TASK INSTRUCTIONS:
Search the records below for the word "image". Pull out each line that has it.

DATA EXTRACT:
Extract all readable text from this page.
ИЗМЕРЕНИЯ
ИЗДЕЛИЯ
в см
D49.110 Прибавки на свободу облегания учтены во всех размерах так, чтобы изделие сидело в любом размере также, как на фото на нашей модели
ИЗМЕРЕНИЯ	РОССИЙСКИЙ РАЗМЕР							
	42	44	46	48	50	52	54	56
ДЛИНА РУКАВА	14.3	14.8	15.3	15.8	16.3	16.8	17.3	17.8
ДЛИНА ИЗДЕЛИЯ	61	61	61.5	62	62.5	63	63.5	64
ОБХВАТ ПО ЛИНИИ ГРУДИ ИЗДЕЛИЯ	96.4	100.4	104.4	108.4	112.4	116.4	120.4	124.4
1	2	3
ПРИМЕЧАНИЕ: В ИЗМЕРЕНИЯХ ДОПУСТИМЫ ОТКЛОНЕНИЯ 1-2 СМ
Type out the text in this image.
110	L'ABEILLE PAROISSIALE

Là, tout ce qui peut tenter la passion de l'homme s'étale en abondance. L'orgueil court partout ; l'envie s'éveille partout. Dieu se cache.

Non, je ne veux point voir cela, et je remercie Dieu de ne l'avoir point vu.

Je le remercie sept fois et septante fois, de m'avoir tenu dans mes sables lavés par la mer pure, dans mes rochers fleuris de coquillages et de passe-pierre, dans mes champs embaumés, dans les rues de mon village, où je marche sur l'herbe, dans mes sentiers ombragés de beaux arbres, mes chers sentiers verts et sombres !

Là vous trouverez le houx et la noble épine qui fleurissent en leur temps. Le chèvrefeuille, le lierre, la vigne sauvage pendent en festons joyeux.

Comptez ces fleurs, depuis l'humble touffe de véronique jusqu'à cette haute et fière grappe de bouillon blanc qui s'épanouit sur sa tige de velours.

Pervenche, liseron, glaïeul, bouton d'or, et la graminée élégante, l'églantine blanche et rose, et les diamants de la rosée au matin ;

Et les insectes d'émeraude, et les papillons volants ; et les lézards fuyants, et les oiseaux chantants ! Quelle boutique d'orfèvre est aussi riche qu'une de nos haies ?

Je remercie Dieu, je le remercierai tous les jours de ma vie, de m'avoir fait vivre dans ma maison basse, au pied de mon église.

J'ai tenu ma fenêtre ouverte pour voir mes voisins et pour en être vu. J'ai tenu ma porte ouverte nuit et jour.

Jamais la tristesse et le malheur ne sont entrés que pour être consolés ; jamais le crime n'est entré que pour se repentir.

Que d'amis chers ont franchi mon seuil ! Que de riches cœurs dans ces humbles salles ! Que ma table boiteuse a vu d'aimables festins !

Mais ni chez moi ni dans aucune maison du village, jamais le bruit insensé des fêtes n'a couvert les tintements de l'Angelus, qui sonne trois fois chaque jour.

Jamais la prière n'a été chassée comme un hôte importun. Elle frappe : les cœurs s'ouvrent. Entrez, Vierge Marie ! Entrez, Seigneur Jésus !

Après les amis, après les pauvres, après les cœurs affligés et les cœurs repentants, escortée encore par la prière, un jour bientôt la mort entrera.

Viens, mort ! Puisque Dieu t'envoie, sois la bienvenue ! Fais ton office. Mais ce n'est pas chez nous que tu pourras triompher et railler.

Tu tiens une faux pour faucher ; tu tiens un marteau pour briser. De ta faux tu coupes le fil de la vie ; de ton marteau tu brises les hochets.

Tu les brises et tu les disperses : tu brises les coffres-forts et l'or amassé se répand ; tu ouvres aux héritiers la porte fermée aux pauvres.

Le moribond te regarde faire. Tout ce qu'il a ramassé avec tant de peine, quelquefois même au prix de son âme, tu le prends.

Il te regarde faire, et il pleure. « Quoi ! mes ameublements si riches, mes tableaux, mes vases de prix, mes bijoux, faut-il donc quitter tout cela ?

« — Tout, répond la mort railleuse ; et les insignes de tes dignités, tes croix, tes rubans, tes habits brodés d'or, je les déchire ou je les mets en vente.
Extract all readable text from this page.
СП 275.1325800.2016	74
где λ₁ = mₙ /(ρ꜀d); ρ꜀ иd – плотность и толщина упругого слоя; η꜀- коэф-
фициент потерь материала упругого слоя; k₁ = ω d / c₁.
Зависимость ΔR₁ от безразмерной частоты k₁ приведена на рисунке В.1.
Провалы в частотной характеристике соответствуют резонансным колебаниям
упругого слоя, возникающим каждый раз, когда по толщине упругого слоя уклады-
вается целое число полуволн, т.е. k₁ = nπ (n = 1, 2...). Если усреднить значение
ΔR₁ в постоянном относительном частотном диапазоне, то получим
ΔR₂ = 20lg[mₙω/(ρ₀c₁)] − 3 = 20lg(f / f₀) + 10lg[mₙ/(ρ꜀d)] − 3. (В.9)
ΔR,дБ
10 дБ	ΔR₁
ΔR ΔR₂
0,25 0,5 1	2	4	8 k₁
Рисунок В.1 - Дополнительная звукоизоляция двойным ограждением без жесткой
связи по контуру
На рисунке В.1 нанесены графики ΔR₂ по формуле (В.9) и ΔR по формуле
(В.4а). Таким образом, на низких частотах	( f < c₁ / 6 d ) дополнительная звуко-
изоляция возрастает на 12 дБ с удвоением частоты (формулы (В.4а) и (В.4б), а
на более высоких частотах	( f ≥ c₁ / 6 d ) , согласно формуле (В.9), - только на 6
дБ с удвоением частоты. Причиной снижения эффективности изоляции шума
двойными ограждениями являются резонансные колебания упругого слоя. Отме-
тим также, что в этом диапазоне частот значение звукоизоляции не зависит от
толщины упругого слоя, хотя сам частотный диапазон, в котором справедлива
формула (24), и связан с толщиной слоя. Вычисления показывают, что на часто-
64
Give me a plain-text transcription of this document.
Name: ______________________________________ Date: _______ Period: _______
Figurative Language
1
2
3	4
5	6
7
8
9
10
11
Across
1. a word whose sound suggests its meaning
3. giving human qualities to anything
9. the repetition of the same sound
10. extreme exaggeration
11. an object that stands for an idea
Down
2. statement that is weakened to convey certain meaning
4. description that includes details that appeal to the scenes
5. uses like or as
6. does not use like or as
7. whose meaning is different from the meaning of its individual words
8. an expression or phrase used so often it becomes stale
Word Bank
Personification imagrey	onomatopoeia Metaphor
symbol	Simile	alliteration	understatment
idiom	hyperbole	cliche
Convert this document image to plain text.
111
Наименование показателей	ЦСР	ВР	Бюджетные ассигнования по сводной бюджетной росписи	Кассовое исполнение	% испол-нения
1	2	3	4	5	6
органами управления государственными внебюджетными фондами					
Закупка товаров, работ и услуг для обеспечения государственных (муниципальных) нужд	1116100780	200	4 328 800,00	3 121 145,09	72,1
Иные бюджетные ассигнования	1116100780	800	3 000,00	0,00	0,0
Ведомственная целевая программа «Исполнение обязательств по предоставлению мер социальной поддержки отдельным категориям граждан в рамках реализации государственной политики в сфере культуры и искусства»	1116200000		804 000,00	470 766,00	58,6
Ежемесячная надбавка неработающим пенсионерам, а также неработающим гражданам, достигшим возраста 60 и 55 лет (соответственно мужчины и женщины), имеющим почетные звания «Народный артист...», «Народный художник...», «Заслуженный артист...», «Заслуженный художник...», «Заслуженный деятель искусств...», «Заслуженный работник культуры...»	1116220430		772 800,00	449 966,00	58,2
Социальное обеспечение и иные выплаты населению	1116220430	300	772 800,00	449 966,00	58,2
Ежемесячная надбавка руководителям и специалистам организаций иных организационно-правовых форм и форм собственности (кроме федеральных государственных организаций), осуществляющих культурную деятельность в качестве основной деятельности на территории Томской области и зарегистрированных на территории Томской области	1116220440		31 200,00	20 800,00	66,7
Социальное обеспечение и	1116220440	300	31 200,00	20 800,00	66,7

FULL OUTPUT:
Type out the text in this image.
Convert this document image to plain text.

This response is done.